- **Objective**
Find every line with the string "番茄酱可以用来擦亮铜器" in it, count them, and reply with that count only.

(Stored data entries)
_ _ _ _

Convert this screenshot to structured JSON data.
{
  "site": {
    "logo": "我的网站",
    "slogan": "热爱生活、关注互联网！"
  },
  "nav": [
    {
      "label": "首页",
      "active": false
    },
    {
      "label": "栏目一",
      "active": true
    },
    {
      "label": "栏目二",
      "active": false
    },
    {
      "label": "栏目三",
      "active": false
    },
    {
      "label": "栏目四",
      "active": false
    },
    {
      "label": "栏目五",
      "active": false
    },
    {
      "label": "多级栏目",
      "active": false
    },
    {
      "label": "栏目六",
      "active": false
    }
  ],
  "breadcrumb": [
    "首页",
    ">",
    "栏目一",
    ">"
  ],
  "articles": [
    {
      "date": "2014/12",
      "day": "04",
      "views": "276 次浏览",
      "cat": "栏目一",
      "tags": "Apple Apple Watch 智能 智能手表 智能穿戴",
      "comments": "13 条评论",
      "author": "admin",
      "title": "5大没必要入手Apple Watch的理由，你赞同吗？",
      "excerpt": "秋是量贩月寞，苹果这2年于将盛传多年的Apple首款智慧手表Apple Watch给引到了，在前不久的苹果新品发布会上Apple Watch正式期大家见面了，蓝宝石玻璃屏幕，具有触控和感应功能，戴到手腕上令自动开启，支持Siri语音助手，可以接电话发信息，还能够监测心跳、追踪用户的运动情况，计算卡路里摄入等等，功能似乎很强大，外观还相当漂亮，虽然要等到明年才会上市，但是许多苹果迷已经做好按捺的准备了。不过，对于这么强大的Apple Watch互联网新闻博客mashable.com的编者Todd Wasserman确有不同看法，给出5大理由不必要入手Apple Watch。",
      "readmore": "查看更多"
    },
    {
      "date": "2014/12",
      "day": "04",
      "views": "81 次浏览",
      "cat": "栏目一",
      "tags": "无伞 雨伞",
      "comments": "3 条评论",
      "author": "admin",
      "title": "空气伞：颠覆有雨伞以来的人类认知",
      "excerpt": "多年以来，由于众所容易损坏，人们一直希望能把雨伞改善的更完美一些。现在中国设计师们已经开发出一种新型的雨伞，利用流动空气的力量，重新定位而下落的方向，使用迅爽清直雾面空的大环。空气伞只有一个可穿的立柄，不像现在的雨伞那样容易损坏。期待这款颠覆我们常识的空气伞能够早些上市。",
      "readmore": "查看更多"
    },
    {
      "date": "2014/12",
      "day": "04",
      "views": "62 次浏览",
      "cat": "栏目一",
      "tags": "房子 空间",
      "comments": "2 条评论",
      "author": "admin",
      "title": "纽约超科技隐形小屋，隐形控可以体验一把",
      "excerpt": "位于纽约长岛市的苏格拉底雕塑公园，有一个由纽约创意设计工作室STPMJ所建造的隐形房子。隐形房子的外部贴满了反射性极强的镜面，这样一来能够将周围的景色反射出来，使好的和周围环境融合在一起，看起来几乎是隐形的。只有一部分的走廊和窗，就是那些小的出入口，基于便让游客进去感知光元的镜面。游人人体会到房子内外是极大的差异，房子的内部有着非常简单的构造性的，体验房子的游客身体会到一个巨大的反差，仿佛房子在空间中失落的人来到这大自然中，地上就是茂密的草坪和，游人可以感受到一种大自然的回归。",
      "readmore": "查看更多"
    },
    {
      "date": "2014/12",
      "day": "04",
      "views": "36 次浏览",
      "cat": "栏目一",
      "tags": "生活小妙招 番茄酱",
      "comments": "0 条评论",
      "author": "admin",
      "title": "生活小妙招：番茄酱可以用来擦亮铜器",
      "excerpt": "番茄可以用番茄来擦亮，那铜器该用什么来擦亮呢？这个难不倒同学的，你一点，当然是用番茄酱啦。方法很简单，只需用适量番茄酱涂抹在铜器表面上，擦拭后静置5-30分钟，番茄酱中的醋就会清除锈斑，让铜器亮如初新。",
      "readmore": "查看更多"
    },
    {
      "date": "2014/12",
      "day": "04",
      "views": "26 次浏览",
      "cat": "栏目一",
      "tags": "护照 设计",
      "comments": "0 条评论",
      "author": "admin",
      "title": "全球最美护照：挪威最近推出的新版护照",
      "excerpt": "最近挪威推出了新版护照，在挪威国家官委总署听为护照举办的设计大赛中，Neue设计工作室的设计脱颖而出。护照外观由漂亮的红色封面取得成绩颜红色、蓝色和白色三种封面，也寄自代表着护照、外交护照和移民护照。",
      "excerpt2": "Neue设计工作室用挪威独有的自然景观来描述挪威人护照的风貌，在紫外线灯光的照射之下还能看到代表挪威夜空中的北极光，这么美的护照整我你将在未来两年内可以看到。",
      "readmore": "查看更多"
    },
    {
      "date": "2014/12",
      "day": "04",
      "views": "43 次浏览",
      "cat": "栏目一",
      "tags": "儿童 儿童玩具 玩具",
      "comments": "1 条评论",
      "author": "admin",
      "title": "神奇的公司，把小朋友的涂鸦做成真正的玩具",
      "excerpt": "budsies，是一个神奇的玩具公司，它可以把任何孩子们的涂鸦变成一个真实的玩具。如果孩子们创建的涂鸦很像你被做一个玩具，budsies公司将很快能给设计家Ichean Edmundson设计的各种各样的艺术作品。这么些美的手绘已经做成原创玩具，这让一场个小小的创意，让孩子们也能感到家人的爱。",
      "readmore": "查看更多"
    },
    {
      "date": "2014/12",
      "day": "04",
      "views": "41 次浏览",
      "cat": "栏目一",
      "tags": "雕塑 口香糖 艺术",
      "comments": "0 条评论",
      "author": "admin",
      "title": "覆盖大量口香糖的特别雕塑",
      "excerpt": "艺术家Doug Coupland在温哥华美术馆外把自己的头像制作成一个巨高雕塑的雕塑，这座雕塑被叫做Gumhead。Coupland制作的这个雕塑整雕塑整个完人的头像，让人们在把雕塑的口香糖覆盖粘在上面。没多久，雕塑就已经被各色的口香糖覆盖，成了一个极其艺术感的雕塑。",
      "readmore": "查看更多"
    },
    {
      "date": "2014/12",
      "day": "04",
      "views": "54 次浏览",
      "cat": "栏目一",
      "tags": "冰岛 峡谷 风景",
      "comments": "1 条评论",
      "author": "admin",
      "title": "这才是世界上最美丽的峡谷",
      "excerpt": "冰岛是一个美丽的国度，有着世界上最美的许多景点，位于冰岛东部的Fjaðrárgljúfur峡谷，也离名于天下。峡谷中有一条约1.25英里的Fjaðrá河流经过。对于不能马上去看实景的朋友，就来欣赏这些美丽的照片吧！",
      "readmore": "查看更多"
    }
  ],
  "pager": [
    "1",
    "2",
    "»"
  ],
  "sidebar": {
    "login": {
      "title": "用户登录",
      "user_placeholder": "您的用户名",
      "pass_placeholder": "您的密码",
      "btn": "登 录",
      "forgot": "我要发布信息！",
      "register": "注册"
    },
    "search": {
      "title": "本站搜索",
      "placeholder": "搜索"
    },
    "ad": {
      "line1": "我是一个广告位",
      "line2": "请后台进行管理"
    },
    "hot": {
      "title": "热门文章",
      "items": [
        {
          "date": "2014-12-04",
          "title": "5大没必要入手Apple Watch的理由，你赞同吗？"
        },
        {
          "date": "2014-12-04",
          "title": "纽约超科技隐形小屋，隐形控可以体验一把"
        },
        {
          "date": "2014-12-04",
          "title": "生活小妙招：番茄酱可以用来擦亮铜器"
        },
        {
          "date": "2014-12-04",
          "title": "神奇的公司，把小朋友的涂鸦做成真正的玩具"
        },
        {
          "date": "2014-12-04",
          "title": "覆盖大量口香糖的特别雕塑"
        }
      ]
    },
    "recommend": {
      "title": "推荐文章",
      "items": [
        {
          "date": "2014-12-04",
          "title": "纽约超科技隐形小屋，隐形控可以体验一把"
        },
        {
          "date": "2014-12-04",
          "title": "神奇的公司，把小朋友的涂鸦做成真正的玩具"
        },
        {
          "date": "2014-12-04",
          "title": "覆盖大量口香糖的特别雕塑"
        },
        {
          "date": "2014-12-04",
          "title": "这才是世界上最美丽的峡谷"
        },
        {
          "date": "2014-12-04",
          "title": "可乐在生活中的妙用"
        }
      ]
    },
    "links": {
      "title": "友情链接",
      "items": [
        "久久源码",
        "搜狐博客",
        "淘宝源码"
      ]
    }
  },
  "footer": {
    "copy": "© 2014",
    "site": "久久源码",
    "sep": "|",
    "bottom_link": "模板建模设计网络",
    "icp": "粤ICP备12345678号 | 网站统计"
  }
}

_ _ _ _

- **Written response**
2